Exercise goal
In the article below on Ruya Ventures' fund, why does Rick Hao say most DeepTech companies stall? Answer in one to three sentences.

Excerpted text
%%
Ruya Ventures goes deep with €43 million fund to get lab-born tech into the real world
London’s Ruya Ventures, a solo GP venture capital firm founded by DeepTech investor Rick Hao, has announced a €43 million ($50 million) fundraise for its first VC fund, aimed at supporting global DeepTech innovation as it moves from the lab into real-world deployment.
The fund reached its final close in less than a year and was oversubscribed.
Rick Hao, founder and solo GP of Ruya Ventures, says: “DeepTech is a marathon not a sprint. Any successful founder in the space will tell you that getting out of the lab is not the hardest part of the journey. Yes, timelines are lengthy and capital requirements hefty but DeepTech failures are not down to the science being wrong.
“Most DeepTech companies stall because no one helps founders figure out how to cross the chasm between a working prototype and a product that can be manufactured at scale and adopted by the market.”
Ruya Ventures’ first fund close comes amid continued EU-Startups coverage in 2026 of capital moving into DeepTech and adjacent areas including semiconductors, robotics, physical AI and quantum computing.
Recent examples include Barcelona-based Openchip’s €115 million investment for AI and high-performance computing chips, Eindhoven-based Invisix’s €20 million Seed round for semiconductor metrology, Barcelona-based THEKER’s €73 million Series A for AI robotics deployment, and quantum-related rounds such as QuantWare’s €152 million Series B, Quobly’s €115 million Series A and eleQtron’s €57 million Series A.
%%
Data listing
%%
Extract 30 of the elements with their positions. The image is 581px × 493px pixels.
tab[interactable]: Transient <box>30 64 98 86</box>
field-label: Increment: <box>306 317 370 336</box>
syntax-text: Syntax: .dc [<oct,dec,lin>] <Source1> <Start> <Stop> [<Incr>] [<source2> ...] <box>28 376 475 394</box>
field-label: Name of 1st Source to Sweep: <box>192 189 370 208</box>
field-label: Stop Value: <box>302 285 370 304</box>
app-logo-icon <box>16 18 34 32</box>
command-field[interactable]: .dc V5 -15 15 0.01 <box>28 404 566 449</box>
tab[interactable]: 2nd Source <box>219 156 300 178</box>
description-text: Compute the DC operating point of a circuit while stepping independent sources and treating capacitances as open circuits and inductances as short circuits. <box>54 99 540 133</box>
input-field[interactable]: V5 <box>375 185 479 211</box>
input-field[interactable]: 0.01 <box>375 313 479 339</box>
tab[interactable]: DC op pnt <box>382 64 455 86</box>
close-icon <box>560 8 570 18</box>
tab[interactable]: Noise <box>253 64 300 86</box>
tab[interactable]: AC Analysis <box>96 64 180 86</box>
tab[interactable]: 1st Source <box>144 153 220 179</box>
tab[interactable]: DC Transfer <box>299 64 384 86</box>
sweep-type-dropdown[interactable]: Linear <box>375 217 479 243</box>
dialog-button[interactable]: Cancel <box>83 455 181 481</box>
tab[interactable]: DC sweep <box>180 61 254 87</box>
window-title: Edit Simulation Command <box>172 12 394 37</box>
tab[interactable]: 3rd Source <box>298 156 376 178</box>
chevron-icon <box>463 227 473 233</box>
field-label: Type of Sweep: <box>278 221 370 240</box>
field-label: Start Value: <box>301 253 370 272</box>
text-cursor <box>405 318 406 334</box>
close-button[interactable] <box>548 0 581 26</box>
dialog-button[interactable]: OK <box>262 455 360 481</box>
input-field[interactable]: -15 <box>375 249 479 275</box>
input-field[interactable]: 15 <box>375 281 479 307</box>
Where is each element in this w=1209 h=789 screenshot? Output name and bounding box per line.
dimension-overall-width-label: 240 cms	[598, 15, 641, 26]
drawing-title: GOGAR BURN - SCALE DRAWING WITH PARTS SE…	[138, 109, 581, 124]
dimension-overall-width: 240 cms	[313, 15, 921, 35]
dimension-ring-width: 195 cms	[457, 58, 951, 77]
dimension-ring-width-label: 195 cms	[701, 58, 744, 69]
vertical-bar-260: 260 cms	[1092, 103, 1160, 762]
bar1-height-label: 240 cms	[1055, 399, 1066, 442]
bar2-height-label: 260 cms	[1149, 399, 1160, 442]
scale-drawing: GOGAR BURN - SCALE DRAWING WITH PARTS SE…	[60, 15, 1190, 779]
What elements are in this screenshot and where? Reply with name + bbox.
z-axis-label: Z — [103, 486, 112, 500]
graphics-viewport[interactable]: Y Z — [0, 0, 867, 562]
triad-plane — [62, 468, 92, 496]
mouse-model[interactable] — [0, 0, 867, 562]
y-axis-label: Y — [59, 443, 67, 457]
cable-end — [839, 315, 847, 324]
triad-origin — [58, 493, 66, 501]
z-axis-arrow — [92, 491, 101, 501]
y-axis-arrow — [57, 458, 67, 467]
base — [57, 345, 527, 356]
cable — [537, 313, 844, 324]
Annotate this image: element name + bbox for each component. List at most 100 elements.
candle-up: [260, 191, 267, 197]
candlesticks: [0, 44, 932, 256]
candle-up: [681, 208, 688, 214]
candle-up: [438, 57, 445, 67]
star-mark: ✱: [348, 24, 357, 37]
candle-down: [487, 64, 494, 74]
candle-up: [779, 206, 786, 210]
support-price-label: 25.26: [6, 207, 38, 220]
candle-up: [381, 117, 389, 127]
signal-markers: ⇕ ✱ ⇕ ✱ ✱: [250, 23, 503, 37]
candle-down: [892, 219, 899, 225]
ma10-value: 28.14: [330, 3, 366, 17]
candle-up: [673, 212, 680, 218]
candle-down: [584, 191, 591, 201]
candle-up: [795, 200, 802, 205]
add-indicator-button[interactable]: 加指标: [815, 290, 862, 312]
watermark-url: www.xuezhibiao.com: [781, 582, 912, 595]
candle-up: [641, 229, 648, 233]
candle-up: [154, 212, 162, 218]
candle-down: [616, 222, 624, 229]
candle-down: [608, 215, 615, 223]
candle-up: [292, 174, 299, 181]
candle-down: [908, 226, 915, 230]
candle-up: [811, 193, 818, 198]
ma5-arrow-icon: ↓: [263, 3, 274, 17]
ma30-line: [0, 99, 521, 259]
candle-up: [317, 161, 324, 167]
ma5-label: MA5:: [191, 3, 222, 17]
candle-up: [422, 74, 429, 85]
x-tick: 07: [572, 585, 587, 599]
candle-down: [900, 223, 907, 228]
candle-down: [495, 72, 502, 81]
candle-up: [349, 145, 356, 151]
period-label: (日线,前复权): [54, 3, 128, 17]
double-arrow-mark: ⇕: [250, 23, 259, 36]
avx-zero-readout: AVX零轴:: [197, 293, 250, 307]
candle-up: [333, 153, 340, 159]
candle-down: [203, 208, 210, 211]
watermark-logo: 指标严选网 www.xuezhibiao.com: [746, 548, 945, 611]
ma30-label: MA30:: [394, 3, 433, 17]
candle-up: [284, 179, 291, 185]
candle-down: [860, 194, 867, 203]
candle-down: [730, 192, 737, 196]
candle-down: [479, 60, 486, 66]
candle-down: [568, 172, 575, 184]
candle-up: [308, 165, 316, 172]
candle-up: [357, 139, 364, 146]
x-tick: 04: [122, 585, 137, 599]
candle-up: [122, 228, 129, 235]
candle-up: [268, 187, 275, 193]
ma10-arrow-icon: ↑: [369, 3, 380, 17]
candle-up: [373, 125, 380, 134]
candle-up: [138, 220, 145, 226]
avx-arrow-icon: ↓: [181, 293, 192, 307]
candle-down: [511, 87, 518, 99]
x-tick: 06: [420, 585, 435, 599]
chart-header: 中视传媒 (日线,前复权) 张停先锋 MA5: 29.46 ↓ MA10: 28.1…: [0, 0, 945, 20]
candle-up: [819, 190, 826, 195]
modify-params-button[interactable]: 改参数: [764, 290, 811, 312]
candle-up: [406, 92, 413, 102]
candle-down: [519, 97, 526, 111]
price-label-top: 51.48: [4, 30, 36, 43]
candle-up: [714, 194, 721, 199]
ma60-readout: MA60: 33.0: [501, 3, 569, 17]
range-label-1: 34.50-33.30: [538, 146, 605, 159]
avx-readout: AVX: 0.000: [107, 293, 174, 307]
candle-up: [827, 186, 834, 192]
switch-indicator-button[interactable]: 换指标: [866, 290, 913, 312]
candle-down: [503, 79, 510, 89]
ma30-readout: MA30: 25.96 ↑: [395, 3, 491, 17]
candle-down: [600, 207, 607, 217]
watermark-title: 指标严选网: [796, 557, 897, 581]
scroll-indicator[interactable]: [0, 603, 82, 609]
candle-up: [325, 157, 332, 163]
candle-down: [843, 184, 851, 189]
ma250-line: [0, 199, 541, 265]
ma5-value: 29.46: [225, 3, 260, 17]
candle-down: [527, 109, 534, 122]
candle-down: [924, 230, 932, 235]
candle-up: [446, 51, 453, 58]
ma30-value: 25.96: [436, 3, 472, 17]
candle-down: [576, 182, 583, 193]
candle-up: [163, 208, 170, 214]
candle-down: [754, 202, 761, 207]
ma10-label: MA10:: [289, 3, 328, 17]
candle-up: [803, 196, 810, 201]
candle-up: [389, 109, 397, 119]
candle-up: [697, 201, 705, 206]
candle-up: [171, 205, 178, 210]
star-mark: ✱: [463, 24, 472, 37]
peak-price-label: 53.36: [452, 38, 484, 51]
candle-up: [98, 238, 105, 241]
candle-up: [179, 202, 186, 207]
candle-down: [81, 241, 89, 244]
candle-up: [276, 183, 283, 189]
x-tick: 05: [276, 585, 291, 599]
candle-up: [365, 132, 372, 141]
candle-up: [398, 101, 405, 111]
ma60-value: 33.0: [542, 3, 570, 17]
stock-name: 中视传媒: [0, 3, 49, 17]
%%
Task answer
Rick Hao says most DeepTech companies stall because no one helps founders work out how to cross the chasm between a working prototype and a product that can be manufactured at scale and adopted by the market. He adds that DeepTech failures are not down to the science being wrong.